-- Source text --
※ ※ ※

Patients diagnosed with osteoporotic vertebral compression fractures who underwent both CT and magnetic resonance imaging (MRI) examinations will be retrospectively collected from the First Affiliated Hospital of Chongqing Medical University and one additional medical center between January 2023 and September 2025. Clinical data, including age, sex, and dual-energy X-ray absorptiometry (DXA) results, as well as complete DICOM-format CT and MRI images, will be collected. The interval between CT and MRI examinations must be less than two weeks. Patients with pathological fractures caused by infection or tumor, the presence of foreign materials such as bone cement or metallic hardware, or poor image quality with significant artifacts will be excluded.
The study workflow includes data collection, model development, performance evaluation, and model interpretability analysis. Multiple deep learning segmentation models, including U-Net, U-Mamba, and UNETR++, will first be evaluated for vertebral body segmentation performance. Based on the optimal segmentation results, classification models such as VGG-16, DenseNet-121, Vision Transformer (ViT), and Transformer-based architectures will be trained to differentiate acute and chronic compression fractures. The best-performing model will be selected to construct the final classification system.

※ ※ ※

(Records excerpted from a collection)

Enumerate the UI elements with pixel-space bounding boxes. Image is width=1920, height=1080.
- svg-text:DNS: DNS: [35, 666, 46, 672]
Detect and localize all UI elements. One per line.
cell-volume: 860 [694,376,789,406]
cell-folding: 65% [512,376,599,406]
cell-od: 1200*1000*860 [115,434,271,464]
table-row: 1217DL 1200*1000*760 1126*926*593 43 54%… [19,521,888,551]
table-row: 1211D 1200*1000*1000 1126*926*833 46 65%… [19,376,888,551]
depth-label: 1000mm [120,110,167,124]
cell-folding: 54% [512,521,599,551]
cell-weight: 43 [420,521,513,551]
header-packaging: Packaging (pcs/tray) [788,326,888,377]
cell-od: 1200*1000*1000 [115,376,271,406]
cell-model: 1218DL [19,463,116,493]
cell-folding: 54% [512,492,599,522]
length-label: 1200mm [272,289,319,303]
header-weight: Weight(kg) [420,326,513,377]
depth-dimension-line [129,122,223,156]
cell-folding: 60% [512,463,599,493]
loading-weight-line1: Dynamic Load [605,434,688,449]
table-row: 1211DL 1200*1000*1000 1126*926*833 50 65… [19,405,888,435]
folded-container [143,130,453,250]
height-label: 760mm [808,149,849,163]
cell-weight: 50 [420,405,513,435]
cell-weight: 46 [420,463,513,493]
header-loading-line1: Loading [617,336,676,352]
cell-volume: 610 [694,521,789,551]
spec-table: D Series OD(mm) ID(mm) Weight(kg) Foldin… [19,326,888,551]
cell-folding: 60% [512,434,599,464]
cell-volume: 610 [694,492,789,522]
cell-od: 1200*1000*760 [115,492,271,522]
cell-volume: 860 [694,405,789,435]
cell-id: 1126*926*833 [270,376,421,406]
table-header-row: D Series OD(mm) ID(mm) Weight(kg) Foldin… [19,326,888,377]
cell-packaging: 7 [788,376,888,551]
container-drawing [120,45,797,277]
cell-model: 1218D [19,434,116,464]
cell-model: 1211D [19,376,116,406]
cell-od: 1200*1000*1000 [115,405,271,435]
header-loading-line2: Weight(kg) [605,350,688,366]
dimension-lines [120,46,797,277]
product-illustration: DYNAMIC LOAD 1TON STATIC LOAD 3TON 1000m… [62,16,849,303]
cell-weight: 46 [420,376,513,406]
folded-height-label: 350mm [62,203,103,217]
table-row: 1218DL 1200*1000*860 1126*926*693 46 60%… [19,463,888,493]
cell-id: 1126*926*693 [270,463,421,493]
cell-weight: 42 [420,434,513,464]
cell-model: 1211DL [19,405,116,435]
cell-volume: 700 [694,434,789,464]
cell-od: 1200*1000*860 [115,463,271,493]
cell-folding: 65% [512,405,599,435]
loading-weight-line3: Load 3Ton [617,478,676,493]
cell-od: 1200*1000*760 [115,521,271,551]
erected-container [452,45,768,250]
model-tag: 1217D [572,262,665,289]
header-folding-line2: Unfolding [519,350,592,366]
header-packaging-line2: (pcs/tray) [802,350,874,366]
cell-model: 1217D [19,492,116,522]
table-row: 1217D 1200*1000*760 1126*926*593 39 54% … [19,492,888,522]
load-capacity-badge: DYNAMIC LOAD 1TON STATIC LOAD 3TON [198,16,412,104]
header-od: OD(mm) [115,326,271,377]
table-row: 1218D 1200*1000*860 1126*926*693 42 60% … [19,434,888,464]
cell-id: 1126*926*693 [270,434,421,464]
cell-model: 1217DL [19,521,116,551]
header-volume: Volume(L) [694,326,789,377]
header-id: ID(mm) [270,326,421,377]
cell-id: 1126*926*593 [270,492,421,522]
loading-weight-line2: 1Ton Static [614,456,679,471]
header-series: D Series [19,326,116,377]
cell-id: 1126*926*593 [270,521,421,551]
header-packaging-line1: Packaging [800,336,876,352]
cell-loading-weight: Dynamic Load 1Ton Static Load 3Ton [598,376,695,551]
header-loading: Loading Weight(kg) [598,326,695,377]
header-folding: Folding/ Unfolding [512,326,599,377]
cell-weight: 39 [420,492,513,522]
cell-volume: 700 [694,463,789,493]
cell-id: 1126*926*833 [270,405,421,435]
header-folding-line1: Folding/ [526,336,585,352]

※ ※ ※

-- Exercise goal --
In the study description, why are several segmentation models evaluated before any classification model is trained? Answer in one to three sentences. The listing is not needed for this exercise.

-- Worked solution --
The classification models that differentiate acute from chronic compression fractures are trained on the optimal segmentation results. U-Net, U-Mamba and UNETR++ are therefore compared first to find the best vertebral body segmentation, which the classification step then builds on.